Exercise instructions »
Change every "x-tick-label" in the listing below to "x tick label", and reproduce all other lines unaltered.
--- Information given ---
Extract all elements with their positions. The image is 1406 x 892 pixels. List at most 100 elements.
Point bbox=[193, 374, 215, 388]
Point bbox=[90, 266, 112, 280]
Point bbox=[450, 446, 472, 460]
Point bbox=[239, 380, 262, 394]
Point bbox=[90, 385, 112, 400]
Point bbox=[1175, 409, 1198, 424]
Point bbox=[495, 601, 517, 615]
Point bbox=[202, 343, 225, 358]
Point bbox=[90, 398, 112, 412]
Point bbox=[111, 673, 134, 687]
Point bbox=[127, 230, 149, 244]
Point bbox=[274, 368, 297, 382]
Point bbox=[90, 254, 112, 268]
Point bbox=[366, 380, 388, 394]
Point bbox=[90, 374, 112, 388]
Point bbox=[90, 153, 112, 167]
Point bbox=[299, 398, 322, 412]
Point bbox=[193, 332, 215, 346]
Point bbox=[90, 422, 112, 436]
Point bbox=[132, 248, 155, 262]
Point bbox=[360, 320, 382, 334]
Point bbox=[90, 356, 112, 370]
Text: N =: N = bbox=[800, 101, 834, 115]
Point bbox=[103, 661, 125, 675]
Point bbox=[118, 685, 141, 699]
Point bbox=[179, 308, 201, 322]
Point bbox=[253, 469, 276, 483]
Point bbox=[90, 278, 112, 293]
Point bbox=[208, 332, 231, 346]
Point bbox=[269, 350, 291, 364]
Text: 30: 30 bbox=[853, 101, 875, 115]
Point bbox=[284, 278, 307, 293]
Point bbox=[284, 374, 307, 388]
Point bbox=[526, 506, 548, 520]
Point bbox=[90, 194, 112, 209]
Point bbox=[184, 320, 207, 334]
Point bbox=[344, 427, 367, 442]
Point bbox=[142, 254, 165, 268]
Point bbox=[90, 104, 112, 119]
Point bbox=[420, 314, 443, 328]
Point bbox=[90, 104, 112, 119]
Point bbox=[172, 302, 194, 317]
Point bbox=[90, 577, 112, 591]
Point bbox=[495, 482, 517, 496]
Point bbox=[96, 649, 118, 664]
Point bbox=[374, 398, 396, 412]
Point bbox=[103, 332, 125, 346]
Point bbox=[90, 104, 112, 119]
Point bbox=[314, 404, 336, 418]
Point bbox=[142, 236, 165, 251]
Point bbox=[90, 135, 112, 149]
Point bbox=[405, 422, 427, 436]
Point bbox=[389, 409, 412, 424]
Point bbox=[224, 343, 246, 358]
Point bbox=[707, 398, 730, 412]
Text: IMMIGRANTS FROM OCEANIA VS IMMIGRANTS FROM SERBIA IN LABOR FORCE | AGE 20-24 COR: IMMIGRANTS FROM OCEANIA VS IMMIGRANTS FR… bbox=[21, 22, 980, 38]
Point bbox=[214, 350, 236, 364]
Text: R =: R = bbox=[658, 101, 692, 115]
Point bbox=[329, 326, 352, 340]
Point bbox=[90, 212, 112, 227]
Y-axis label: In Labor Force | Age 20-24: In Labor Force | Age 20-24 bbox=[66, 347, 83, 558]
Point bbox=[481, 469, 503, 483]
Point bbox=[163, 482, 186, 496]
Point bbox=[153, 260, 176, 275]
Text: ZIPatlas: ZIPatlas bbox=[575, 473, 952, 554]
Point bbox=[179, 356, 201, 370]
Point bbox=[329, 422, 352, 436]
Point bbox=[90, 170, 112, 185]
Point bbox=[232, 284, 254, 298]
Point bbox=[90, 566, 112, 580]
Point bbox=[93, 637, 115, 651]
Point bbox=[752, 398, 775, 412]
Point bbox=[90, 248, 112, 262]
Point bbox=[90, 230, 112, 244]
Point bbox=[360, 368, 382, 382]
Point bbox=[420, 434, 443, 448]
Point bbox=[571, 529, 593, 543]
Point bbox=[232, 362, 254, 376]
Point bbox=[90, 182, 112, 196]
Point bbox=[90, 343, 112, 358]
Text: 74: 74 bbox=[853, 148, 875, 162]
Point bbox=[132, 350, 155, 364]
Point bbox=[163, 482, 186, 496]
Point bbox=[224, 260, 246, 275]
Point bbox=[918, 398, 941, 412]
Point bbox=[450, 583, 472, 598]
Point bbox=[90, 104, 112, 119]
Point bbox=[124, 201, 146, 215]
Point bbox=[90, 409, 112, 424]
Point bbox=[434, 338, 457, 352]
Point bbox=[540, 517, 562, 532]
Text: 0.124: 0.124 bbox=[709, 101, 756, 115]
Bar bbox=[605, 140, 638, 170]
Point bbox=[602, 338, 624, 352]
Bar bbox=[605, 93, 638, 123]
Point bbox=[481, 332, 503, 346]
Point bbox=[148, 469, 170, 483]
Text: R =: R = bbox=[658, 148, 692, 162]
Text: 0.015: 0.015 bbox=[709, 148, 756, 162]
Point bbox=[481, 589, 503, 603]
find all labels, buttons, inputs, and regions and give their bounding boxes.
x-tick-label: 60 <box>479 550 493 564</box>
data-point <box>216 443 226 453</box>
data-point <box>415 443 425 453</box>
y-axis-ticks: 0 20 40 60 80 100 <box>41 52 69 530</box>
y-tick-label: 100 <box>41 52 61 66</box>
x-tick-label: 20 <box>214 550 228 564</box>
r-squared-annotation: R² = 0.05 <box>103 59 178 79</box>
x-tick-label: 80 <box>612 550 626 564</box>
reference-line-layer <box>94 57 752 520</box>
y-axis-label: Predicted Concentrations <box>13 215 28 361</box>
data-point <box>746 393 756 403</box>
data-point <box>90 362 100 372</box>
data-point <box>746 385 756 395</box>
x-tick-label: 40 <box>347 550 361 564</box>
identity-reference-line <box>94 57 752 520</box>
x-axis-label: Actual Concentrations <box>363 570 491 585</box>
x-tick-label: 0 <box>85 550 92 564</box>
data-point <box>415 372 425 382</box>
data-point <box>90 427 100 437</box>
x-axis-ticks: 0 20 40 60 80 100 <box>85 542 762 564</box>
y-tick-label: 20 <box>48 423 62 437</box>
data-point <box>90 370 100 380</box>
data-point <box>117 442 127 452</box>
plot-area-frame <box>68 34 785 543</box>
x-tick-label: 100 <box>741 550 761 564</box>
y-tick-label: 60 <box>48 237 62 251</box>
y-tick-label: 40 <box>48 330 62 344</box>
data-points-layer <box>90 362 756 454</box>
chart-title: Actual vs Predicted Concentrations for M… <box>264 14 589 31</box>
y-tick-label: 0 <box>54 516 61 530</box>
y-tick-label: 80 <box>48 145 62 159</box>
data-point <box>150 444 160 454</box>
---
Worked answer »
Extract all elements with their positions. The image is 1406 x 892 pixels. List at most 100 elements.
Point bbox=[193, 374, 215, 388]
Point bbox=[90, 266, 112, 280]
Point bbox=[450, 446, 472, 460]
Point bbox=[239, 380, 262, 394]
Point bbox=[90, 385, 112, 400]
Point bbox=[1175, 409, 1198, 424]
Point bbox=[495, 601, 517, 615]
Point bbox=[202, 343, 225, 358]
Point bbox=[90, 398, 112, 412]
Point bbox=[111, 673, 134, 687]
Point bbox=[127, 230, 149, 244]
Point bbox=[274, 368, 297, 382]
Point bbox=[90, 254, 112, 268]
Point bbox=[366, 380, 388, 394]
Point bbox=[90, 374, 112, 388]
Point bbox=[90, 153, 112, 167]
Point bbox=[299, 398, 322, 412]
Point bbox=[193, 332, 215, 346]
Point bbox=[90, 422, 112, 436]
Point bbox=[132, 248, 155, 262]
Point bbox=[360, 320, 382, 334]
Point bbox=[90, 356, 112, 370]
Text: N =: N = bbox=[800, 101, 834, 115]
Point bbox=[103, 661, 125, 675]
Point bbox=[118, 685, 141, 699]
Point bbox=[179, 308, 201, 322]
Point bbox=[253, 469, 276, 483]
Point bbox=[90, 278, 112, 293]
Point bbox=[208, 332, 231, 346]
Point bbox=[269, 350, 291, 364]
Text: 30: 30 bbox=[853, 101, 875, 115]
Point bbox=[284, 278, 307, 293]
Point bbox=[284, 374, 307, 388]
Point bbox=[526, 506, 548, 520]
Point bbox=[90, 194, 112, 209]
Point bbox=[184, 320, 207, 334]
Point bbox=[344, 427, 367, 442]
Point bbox=[142, 254, 165, 268]
Point bbox=[90, 104, 112, 119]
Point bbox=[420, 314, 443, 328]
Point bbox=[90, 104, 112, 119]
Point bbox=[172, 302, 194, 317]
Point bbox=[90, 577, 112, 591]
Point bbox=[495, 482, 517, 496]
Point bbox=[96, 649, 118, 664]
Point bbox=[374, 398, 396, 412]
Point bbox=[103, 332, 125, 346]
Point bbox=[90, 104, 112, 119]
Point bbox=[314, 404, 336, 418]
Point bbox=[142, 236, 165, 251]
Point bbox=[90, 135, 112, 149]
Point bbox=[405, 422, 427, 436]
Point bbox=[389, 409, 412, 424]
Point bbox=[224, 343, 246, 358]
Point bbox=[707, 398, 730, 412]
Text: IMMIGRANTS FROM OCEANIA VS IMMIGRANTS FROM SERBIA IN LABOR FORCE | AGE 20-24 COR: IMMIGRANTS FROM OCEANIA VS IMMIGRANTS FR… bbox=[21, 22, 980, 38]
Point bbox=[214, 350, 236, 364]
Text: R =: R = bbox=[658, 101, 692, 115]
Point bbox=[329, 326, 352, 340]
Point bbox=[90, 212, 112, 227]
Y-axis label: In Labor Force | Age 20-24: In Labor Force | Age 20-24 bbox=[66, 347, 83, 558]
Point bbox=[481, 469, 503, 483]
Point bbox=[163, 482, 186, 496]
Point bbox=[153, 260, 176, 275]
Text: ZIPatlas: ZIPatlas bbox=[575, 473, 952, 554]
Point bbox=[179, 356, 201, 370]
Point bbox=[329, 422, 352, 436]
Point bbox=[90, 170, 112, 185]
Point bbox=[232, 284, 254, 298]
Point bbox=[90, 566, 112, 580]
Point bbox=[93, 637, 115, 651]
Point bbox=[752, 398, 775, 412]
Point bbox=[90, 248, 112, 262]
Point bbox=[90, 230, 112, 244]
Point bbox=[360, 368, 382, 382]
Point bbox=[420, 434, 443, 448]
Point bbox=[571, 529, 593, 543]
Point bbox=[232, 362, 254, 376]
Point bbox=[90, 182, 112, 196]
Point bbox=[90, 343, 112, 358]
Text: 74: 74 bbox=[853, 148, 875, 162]
Point bbox=[132, 350, 155, 364]
Point bbox=[163, 482, 186, 496]
Point bbox=[224, 260, 246, 275]
Point bbox=[918, 398, 941, 412]
Point bbox=[450, 583, 472, 598]
Point bbox=[90, 104, 112, 119]
Point bbox=[124, 201, 146, 215]
Point bbox=[90, 409, 112, 424]
Point bbox=[434, 338, 457, 352]
Point bbox=[540, 517, 562, 532]
Text: 0.124: 0.124 bbox=[709, 101, 756, 115]
Bar bbox=[605, 140, 638, 170]
Point bbox=[602, 338, 624, 352]
Bar bbox=[605, 93, 638, 123]
Point bbox=[481, 332, 503, 346]
Point bbox=[148, 469, 170, 483]
Text: R =: R = bbox=[658, 148, 692, 162]
Text: 0.015: 0.015 bbox=[709, 148, 756, 162]
Point bbox=[481, 589, 503, 603]
find all labels, buttons, inputs, and regions and give their bounding boxes.
x tick label: 60 <box>479 550 493 564</box>
data-point <box>216 443 226 453</box>
data-point <box>415 443 425 453</box>
y-axis-ticks: 0 20 40 60 80 100 <box>41 52 69 530</box>
y-tick-label: 100 <box>41 52 61 66</box>
x tick label: 20 <box>214 550 228 564</box>
r-squared-annotation: R² = 0.05 <box>103 59 178 79</box>
x tick label: 80 <box>612 550 626 564</box>
reference-line-layer <box>94 57 752 520</box>
y-axis-label: Predicted Concentrations <box>13 215 28 361</box>
data-point <box>746 393 756 403</box>
data-point <box>90 362 100 372</box>
data-point <box>746 385 756 395</box>
x tick label: 40 <box>347 550 361 564</box>
identity-reference-line <box>94 57 752 520</box>
x-axis-label: Actual Concentrations <box>363 570 491 585</box>
x tick label: 0 <box>85 550 92 564</box>
data-point <box>415 372 425 382</box>
data-point <box>90 427 100 437</box>
x-axis-ticks: 0 20 40 60 80 100 <box>85 542 762 564</box>
y-tick-label: 20 <box>48 423 62 437</box>
data-point <box>90 370 100 380</box>
data-point <box>117 442 127 452</box>
plot-area-frame <box>68 34 785 543</box>
x tick label: 100 <box>741 550 761 564</box>
y-tick-label: 60 <box>48 237 62 251</box>
y-tick-label: 40 <box>48 330 62 344</box>
data-points-layer <box>90 362 756 454</box>
chart-title: Actual vs Predicted Concentrations for M… <box>264 14 589 31</box>
y-tick-label: 0 <box>54 516 61 530</box>
y-tick-label: 80 <box>48 145 62 159</box>
data-point <box>150 444 160 454</box>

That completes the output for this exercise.